■ Supplied material
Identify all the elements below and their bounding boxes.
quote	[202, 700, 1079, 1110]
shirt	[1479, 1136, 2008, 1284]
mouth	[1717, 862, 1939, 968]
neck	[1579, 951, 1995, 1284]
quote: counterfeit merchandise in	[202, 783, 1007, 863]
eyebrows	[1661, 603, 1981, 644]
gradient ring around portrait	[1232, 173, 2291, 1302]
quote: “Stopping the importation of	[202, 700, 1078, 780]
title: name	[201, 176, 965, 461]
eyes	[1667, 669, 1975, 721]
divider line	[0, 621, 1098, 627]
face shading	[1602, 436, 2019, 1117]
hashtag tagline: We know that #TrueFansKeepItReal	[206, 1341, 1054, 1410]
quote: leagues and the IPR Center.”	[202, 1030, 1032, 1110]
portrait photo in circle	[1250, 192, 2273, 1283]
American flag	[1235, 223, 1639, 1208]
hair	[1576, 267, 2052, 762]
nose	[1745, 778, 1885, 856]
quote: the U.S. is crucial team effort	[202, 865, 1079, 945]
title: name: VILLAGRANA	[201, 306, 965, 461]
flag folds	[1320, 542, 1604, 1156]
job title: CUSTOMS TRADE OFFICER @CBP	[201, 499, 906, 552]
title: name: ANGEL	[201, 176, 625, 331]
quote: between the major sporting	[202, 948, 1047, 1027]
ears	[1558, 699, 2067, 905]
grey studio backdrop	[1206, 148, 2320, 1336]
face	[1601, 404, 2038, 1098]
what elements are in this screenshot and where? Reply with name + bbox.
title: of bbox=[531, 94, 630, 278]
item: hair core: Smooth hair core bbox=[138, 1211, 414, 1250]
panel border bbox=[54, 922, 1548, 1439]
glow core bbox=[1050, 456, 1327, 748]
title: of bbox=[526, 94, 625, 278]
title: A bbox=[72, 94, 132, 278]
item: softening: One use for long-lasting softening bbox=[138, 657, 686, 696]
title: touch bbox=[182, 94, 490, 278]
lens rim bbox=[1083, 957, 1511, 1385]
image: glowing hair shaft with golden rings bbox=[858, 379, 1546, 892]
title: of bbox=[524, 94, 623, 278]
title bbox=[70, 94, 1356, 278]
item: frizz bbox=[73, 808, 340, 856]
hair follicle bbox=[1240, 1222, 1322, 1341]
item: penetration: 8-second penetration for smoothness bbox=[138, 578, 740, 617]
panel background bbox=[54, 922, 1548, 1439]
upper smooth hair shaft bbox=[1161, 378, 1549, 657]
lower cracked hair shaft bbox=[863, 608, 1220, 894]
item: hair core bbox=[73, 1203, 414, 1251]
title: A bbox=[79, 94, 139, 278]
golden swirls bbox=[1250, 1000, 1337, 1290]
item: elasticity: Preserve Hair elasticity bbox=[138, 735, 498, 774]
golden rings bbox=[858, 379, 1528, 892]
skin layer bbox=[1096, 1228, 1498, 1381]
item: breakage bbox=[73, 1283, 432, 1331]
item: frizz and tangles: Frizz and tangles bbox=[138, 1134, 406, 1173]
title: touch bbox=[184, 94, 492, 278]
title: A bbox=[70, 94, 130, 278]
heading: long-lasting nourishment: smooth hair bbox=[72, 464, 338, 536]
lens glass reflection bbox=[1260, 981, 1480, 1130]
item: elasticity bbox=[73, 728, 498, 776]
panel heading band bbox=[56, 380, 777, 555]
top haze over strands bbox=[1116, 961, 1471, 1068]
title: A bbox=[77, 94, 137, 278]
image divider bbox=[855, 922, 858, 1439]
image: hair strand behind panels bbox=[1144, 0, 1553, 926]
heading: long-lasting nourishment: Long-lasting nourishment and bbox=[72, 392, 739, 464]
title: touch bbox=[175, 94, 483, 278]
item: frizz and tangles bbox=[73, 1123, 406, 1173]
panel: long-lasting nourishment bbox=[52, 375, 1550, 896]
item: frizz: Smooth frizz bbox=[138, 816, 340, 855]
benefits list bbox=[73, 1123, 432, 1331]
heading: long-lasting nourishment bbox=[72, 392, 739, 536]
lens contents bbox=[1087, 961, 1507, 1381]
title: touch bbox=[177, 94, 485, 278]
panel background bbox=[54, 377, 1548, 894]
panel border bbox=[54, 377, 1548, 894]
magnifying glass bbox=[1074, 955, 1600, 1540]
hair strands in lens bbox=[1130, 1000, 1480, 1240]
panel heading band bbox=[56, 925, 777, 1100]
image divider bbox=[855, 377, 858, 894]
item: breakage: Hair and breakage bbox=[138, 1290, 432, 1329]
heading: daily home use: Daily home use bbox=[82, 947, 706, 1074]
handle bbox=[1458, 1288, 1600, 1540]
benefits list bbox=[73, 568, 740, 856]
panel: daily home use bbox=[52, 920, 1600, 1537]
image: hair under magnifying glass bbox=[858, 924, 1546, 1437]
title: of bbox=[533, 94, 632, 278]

■ Challenge
Print all of the records above again, line for line and without any changes.

■ Exercise solution
Identify all the elements below and their bounding boxes.
quote	[202, 700, 1079, 1110]
shirt	[1479, 1136, 2008, 1284]
mouth	[1717, 862, 1939, 968]
neck	[1579, 951, 1995, 1284]
quote: counterfeit merchandise in	[202, 783, 1007, 863]
eyebrows	[1661, 603, 1981, 644]
gradient ring around portrait	[1232, 173, 2291, 1302]
quote: “Stopping the importation of	[202, 700, 1078, 780]
title: name	[201, 176, 965, 461]
eyes	[1667, 669, 1975, 721]
divider line	[0, 621, 1098, 627]
face shading	[1602, 436, 2019, 1117]
hashtag tagline: We know that #TrueFansKeepItReal	[206, 1341, 1054, 1410]
quote: leagues and the IPR Center.”	[202, 1030, 1032, 1110]
portrait photo in circle	[1250, 192, 2273, 1283]
American flag	[1235, 223, 1639, 1208]
hair	[1576, 267, 2052, 762]
nose	[1745, 778, 1885, 856]
quote: the U.S. is crucial team effort	[202, 865, 1079, 945]
title: name: VILLAGRANA	[201, 306, 965, 461]
flag folds	[1320, 542, 1604, 1156]
job title: CUSTOMS TRADE OFFICER @CBP	[201, 499, 906, 552]
title: name: ANGEL	[201, 176, 625, 331]
quote: between the major sporting	[202, 948, 1047, 1027]
ears	[1558, 699, 2067, 905]
grey studio backdrop	[1206, 148, 2320, 1336]
face	[1601, 404, 2038, 1098]
what elements are in this screenshot and where? Reply with name + bbox.
title: of bbox=[531, 94, 630, 278]
item: hair core: Smooth hair core bbox=[138, 1211, 414, 1250]
panel border bbox=[54, 922, 1548, 1439]
glow core bbox=[1050, 456, 1327, 748]
title: of bbox=[526, 94, 625, 278]
title: A bbox=[72, 94, 132, 278]
item: softening: One use for long-lasting softening bbox=[138, 657, 686, 696]
title: touch bbox=[182, 94, 490, 278]
lens rim bbox=[1083, 957, 1511, 1385]
image: glowing hair shaft with golden rings bbox=[858, 379, 1546, 892]
title: of bbox=[524, 94, 623, 278]
title bbox=[70, 94, 1356, 278]
item: frizz bbox=[73, 808, 340, 856]
hair follicle bbox=[1240, 1222, 1322, 1341]
item: penetration: 8-second penetration for smoothness bbox=[138, 578, 740, 617]
panel background bbox=[54, 922, 1548, 1439]
upper smooth hair shaft bbox=[1161, 378, 1549, 657]
lower cracked hair shaft bbox=[863, 608, 1220, 894]
item: hair core bbox=[73, 1203, 414, 1251]
title: A bbox=[79, 94, 139, 278]
golden swirls bbox=[1250, 1000, 1337, 1290]
item: elasticity: Preserve Hair elasticity bbox=[138, 735, 498, 774]
golden rings bbox=[858, 379, 1528, 892]
skin layer bbox=[1096, 1228, 1498, 1381]
item: breakage bbox=[73, 1283, 432, 1331]
item: frizz and tangles: Frizz and tangles bbox=[138, 1134, 406, 1173]
title: touch bbox=[184, 94, 492, 278]
title: A bbox=[70, 94, 130, 278]
heading: long-lasting nourishment: smooth hair bbox=[72, 464, 338, 536]
lens glass reflection bbox=[1260, 981, 1480, 1130]
item: elasticity bbox=[73, 728, 498, 776]
panel heading band bbox=[56, 380, 777, 555]
top haze over strands bbox=[1116, 961, 1471, 1068]
title: A bbox=[77, 94, 137, 278]
image divider bbox=[855, 922, 858, 1439]
image: hair strand behind panels bbox=[1144, 0, 1553, 926]
heading: long-lasting nourishment: Long-lasting nourishment and bbox=[72, 392, 739, 464]
title: touch bbox=[175, 94, 483, 278]
item: frizz and tangles bbox=[73, 1123, 406, 1173]
panel: long-lasting nourishment bbox=[52, 375, 1550, 896]
item: frizz: Smooth frizz bbox=[138, 816, 340, 855]
benefits list bbox=[73, 1123, 432, 1331]
heading: long-lasting nourishment bbox=[72, 392, 739, 536]
lens contents bbox=[1087, 961, 1507, 1381]
title: touch bbox=[177, 94, 485, 278]
panel background bbox=[54, 377, 1548, 894]
panel border bbox=[54, 377, 1548, 894]
magnifying glass bbox=[1074, 955, 1600, 1540]
hair strands in lens bbox=[1130, 1000, 1480, 1240]
panel heading band bbox=[56, 925, 777, 1100]
image divider bbox=[855, 377, 858, 894]
item: breakage: Hair and breakage bbox=[138, 1290, 432, 1329]
heading: daily home use: Daily home use bbox=[82, 947, 706, 1074]
handle bbox=[1458, 1288, 1600, 1540]
benefits list bbox=[73, 568, 740, 856]
panel: daily home use bbox=[52, 920, 1600, 1537]
image: hair under magnifying glass bbox=[858, 924, 1546, 1437]
title: of bbox=[533, 94, 632, 278]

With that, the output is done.